• [EXCERPTED DATA]:
'''
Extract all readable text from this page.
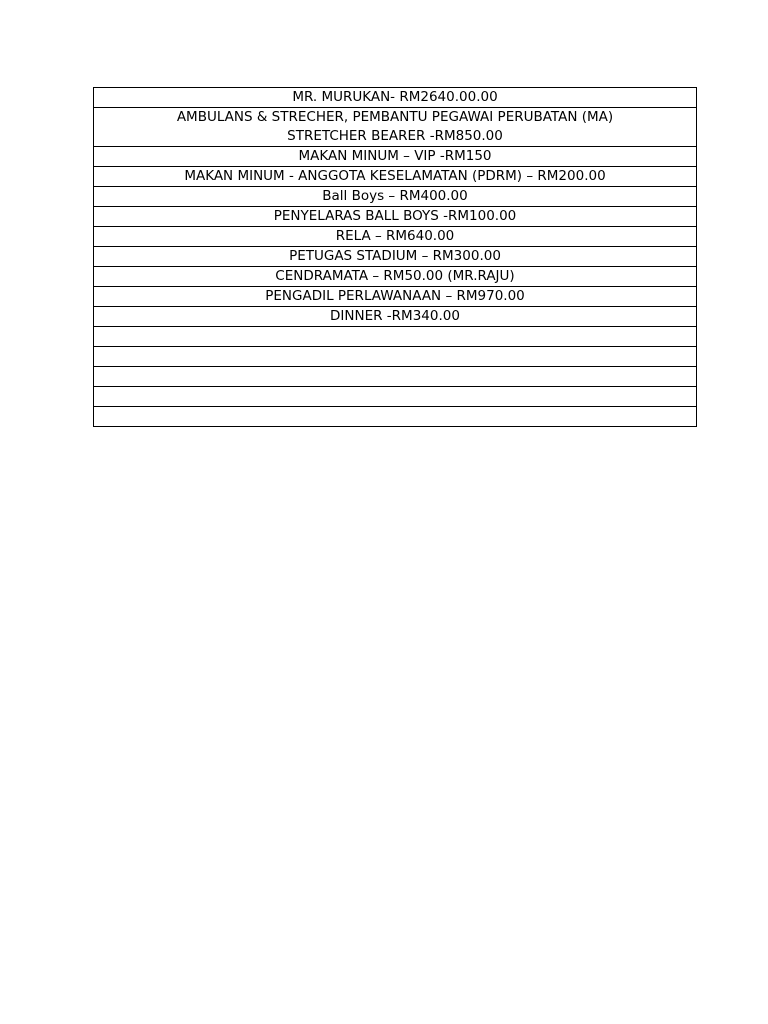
MR. MURUKAN- RM2640.00.00

AMBULANS & STRECHER, PEMBANTU PEGAWAI PERUBATAN (MA)
STRETCHER BEARER -RM850.00

MAKAN MINUM – VIP -RM150

MAKAN MINUM - ANGGOTA KESELAMATAN (PDRM) – RM200.00

Ball Boys – RM400.00

PENYELARAS BALL BOYS -RM100.00

RELA – RM640.00

PETUGAS STADIUM – RM300.00

CENDRAMATA – RM50.00 (MR.RAJU)

PENGADIL PERLAWANAAN – RM970.00

DINNER -RM340.00
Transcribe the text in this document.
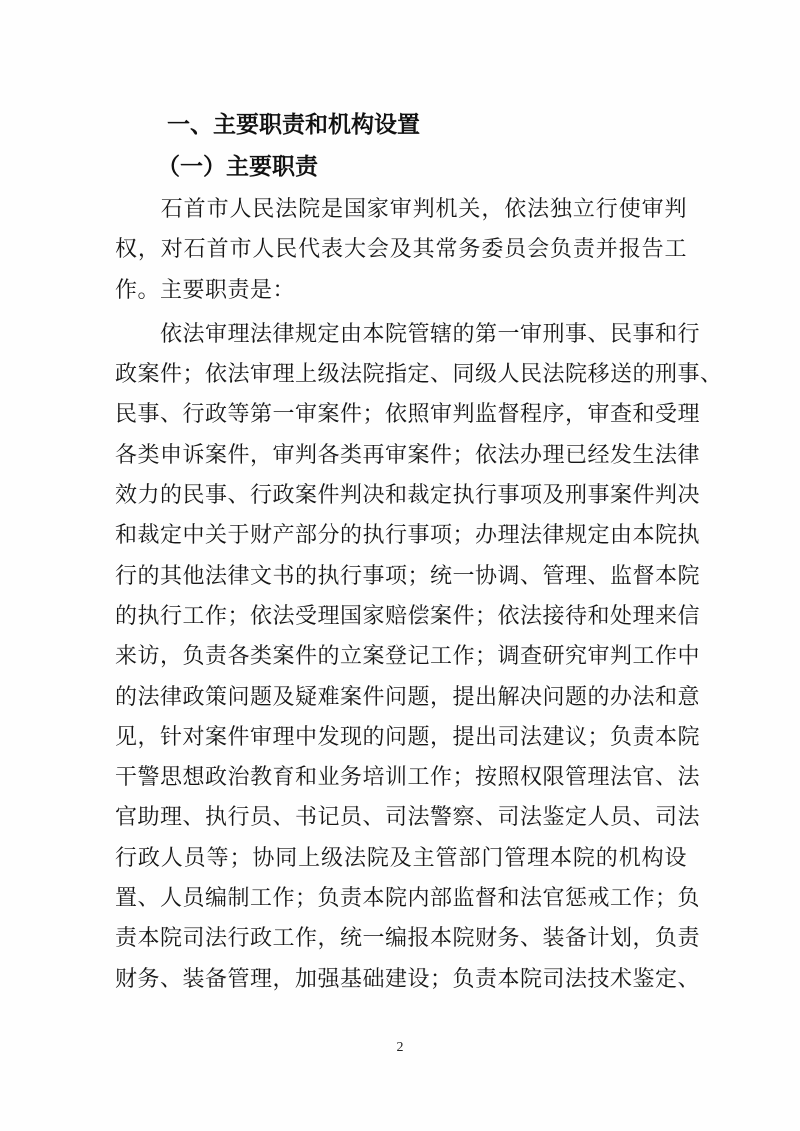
一、主要职责和机构设置
（一）主要职责
　　石首市人民法院是国家审判机关，依法独立行使审判
权，对石首市人民代表大会及其常务委员会负责并报告工
作。主要职责是：
　　依法审理法律规定由本院管辖的第一审刑事、民事和行
政案件；依法审理上级法院指定、同级人民法院移送的刑事、
民事、行政等第一审案件；依照审判监督程序，审查和受理
各类申诉案件，审判各类再审案件；依法办理已经发生法律
效力的民事、行政案件判决和裁定执行事项及刑事案件判决
和裁定中关于财产部分的执行事项；办理法律规定由本院执
行的其他法律文书的执行事项；统一协调、管理、监督本院
的执行工作；依法受理国家赔偿案件；依法接待和处理来信
来访，负责各类案件的立案登记工作；调查研究审判工作中
的法律政策问题及疑难案件问题，提出解决问题的办法和意
见，针对案件审理中发现的问题，提出司法建议；负责本院
干警思想政治教育和业务培训工作；按照权限管理法官、法
官助理、执行员、书记员、司法警察、司法鉴定人员、司法
行政人员等；协同上级法院及主管部门管理本院的机构设
置、人员编制工作；负责本院内部监督和法官惩戒工作；负
责本院司法行政工作，统一编报本院财务、装备计划，负责
财务、装备管理，加强基础建设；负责本院司法技术鉴定、
2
'''
• [WHAT IS ASKED]: From the listing above, copy all lines holding the word "text".

• [ANSWER IN FULL]:
Extract all readable text from this page.
Transcribe the text in this document.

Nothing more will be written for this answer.